Tissue-specific calibration of extracellular matrix material properties by transforming growth factor-β and Runx2 in bone is required for hearing

Abstract

Physical cues, such as extracellular matrix stiffness, direct cell differentiation and support tissue-specific function. Perturbation of these cues underlies diverse pathologies, including osteoarthritis, cardiovascular disease and cancer. However, the molecular mechanisms that establish tissue-specific material properties and link them to healthy tissue function are unknown. We show that Runx2, a key lineage-specific transcription factor, regulates the material properties of bone matrix through the same transforming growth factor-β (TGFβ)-responsive pathway that controls osteoblast differentiation. Deregulated TGFβ or Runx2 function compromises the distinctly hard cochlear bone matrix and causes hearing loss, as seen in human cleidocranial dysplasia. In Runx2+/⁻ mice, inhibition of TGFβ signalling rescues both the material properties of the defective matrix, and hearing. This study elucidates the unknown cause of hearing loss in cleidocranial dysplasia, and demonstrates that a molecular pathway controlling cell differentiation also defines material properties of extracellular matrix. Furthermore, our results suggest that the careful regulation of these properties is essential for healthy tissue function.

### PROVIDED DATA
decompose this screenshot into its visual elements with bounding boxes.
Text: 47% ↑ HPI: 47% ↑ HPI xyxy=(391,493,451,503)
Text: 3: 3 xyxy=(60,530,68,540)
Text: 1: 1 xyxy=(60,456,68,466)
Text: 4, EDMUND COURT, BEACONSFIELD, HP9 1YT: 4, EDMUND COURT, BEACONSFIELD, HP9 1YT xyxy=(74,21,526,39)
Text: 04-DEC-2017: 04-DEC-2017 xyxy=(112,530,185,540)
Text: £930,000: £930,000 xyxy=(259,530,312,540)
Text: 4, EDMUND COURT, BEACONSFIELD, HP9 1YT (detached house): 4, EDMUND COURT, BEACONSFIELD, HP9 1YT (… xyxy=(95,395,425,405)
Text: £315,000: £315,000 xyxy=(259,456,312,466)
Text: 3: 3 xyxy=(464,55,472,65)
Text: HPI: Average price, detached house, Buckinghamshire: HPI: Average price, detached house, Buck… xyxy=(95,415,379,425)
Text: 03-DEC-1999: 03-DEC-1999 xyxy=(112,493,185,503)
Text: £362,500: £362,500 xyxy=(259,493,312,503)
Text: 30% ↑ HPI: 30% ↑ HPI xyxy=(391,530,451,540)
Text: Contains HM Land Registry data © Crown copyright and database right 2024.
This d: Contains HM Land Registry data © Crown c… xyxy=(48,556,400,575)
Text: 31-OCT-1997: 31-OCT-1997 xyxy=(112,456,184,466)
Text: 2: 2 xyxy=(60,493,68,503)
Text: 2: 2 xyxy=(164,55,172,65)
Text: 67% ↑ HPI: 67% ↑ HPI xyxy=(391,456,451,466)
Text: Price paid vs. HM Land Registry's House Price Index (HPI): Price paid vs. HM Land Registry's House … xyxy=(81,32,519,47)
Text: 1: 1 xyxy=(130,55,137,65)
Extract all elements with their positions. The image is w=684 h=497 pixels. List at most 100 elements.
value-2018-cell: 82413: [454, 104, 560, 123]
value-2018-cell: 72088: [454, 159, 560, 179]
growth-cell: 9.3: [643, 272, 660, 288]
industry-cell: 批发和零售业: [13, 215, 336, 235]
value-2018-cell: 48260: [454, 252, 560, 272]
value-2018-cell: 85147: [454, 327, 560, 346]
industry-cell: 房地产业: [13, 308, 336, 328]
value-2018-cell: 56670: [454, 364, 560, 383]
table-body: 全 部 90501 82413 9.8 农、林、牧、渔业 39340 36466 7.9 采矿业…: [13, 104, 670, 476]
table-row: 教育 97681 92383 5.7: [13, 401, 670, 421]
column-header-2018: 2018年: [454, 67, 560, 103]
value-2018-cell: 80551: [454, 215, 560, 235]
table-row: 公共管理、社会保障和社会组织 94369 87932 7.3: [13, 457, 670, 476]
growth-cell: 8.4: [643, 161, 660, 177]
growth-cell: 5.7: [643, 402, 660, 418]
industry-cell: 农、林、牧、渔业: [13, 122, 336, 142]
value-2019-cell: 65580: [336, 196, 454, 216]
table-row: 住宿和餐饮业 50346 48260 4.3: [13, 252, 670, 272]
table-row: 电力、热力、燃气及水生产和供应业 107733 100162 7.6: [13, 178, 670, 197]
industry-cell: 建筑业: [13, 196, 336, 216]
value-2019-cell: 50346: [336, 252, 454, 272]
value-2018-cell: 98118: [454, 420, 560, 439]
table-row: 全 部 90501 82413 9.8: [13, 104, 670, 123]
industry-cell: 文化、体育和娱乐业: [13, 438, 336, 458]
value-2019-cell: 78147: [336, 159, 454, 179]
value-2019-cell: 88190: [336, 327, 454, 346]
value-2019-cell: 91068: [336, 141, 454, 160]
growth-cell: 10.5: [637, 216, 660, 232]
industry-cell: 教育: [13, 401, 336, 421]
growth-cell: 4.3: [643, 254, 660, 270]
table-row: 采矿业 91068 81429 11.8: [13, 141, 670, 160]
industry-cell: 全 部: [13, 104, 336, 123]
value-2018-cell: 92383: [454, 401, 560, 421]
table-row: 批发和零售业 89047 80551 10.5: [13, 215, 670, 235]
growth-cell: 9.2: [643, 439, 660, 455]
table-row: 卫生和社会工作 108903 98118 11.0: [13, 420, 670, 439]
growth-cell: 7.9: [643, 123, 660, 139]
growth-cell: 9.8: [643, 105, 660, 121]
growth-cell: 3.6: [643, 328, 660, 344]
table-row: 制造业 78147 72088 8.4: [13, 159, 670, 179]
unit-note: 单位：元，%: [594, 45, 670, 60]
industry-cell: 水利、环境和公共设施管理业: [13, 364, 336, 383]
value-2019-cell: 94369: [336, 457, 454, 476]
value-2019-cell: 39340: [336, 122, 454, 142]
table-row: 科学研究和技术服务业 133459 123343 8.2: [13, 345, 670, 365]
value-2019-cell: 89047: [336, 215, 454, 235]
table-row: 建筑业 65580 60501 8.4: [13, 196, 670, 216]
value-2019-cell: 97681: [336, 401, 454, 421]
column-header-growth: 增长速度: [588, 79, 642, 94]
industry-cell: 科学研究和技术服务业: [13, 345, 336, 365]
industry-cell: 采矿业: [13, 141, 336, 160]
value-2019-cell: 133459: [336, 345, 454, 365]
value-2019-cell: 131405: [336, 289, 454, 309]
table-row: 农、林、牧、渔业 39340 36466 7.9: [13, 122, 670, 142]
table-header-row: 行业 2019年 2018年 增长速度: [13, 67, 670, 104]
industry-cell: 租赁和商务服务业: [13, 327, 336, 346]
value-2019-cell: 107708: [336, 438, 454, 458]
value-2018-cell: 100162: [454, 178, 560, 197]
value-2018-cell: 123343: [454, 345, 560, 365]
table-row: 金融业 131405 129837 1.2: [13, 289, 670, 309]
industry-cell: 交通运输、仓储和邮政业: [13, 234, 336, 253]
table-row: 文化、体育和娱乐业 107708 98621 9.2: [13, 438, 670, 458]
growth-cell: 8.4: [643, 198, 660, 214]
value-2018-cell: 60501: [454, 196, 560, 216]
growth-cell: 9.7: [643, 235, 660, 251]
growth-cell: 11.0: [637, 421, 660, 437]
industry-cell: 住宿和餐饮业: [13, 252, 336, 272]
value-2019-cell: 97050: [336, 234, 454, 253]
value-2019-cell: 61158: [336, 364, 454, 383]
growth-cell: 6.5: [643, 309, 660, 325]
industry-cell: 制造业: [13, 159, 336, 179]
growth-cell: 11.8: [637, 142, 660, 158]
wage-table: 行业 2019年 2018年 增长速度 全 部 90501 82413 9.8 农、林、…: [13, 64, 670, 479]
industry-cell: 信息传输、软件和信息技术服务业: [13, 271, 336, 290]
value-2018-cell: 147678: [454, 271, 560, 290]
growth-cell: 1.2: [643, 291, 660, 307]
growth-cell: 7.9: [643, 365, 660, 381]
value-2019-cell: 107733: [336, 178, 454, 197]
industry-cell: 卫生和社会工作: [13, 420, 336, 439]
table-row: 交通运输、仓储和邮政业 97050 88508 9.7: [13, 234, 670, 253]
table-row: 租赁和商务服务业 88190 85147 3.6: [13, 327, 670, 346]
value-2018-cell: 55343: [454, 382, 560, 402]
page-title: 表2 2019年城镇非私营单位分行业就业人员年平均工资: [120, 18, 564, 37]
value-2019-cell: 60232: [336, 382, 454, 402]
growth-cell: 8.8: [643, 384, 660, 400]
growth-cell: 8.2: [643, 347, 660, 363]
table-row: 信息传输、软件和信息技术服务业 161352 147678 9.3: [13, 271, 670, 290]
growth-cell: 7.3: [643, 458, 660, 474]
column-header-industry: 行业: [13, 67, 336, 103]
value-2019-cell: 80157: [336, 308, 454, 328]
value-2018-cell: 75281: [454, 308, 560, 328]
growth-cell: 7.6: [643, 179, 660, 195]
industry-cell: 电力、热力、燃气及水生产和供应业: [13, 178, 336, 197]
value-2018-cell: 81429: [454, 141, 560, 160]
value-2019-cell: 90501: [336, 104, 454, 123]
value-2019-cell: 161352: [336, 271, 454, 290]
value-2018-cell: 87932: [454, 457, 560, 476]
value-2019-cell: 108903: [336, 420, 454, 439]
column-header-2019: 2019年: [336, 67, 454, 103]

### TASKS TO CARRY OUT
(1) List the pathologies that the abstract on Runx2, TGFβ and hearing says can arise when physical cues are perturbed.
(2) Continue the abstract on Runx2, TGFβ and hearing from where it stops.

### ANSWERS BY ITEM NUMBER
(1)
- osteoarthritis
- cardiovascular disease
- cancer

(2)
Figure 1

Transforming growth factor-β overexpression disrupts cochlear bone matrix material properties and hearing. (A) The elastic modulus (GPa) of each bone is distinct. In the cochlear capsule, the (B) elastic modulus and (C) hardness of D4 cochlear bone matrix are reduced relative to WT (^*P<0.01). (D) D4 mice (open squares) have elevated ABR thresholds for click and pure tone stimuli relative to WT (filled circles) (^*P<0.001; ^#P<0.005). All error bars represent s.d. values. ABR, auditory brainstem response; TGFβ, transforming growth factor-β; WT, wild type.

Figure 2

Runx2 insufficiency in mouse models of cleidocranial dysplasia impairs hearing. (A) X-ray confirmed absent clavicles (arrows) in Runx2^+/− and D4 mice. (B) Runx2^+/− mice (open triangles) exhibit higher ABR thresholds than WTs (filled circles) (^*P<0.001). (C) CAP thresholds (click stimuli) were elevated in Runx2^+/− mice. (D) Expression of Runx2, OC and nAchR-α9 mRNA in cochlear bone or soft tissue. ABR, auditory brainstem response; CAP, compound action potential; mRNA, messenger RNA; OC, osteocalcin; WT, wild type.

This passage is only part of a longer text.